* GOAL *
Pull every "versicolor" line out of the data below.

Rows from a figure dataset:
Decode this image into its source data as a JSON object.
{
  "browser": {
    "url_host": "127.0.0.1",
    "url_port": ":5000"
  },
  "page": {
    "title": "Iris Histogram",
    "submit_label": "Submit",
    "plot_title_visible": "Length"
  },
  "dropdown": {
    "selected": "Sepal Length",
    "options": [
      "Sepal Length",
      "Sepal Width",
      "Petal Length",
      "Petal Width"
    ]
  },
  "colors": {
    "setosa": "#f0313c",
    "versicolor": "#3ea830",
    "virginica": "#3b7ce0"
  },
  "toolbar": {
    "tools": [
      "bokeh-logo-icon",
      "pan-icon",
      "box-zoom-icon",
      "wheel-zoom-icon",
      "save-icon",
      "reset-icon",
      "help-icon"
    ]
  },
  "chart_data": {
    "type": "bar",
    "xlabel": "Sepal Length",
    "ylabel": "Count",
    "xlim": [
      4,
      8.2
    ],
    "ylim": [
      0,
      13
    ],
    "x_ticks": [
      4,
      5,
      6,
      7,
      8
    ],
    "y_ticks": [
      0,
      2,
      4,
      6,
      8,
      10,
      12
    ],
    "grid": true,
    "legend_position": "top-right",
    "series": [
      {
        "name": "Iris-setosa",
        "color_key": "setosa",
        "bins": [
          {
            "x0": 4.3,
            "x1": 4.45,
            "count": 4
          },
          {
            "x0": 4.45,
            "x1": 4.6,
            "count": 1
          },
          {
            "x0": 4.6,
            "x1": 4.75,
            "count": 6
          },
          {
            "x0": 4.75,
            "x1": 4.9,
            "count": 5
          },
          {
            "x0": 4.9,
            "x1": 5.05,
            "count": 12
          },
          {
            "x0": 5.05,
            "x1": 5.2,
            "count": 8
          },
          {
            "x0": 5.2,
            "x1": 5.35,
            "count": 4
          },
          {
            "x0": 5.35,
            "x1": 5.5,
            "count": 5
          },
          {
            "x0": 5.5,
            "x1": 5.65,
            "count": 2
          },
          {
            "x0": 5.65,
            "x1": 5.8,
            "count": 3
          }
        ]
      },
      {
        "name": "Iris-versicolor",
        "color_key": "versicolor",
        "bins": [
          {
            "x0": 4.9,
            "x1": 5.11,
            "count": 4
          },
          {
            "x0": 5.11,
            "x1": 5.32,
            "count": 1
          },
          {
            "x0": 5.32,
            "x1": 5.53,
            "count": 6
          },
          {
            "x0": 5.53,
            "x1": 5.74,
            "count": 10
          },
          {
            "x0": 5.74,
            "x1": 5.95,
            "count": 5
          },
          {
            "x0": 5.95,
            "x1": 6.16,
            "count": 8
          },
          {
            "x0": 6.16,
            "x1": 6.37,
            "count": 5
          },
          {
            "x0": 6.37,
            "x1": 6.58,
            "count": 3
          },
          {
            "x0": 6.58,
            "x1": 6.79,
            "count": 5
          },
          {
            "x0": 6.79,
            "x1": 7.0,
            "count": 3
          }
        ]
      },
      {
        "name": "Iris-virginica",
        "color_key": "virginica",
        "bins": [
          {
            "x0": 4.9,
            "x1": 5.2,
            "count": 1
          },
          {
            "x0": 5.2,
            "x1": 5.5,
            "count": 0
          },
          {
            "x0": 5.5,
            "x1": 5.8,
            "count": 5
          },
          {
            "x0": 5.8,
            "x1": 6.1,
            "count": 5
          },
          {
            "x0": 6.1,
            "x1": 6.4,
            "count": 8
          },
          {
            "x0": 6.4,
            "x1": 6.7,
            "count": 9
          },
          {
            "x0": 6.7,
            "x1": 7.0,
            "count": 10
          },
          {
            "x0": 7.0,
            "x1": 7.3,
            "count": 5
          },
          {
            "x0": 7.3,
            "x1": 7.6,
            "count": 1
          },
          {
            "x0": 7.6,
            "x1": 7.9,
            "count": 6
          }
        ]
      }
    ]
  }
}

* WORKED SOLUTION *
    "versicolor": "#3ea830",
        "name": "Iris-versicolor",
        "color_key": "versicolor",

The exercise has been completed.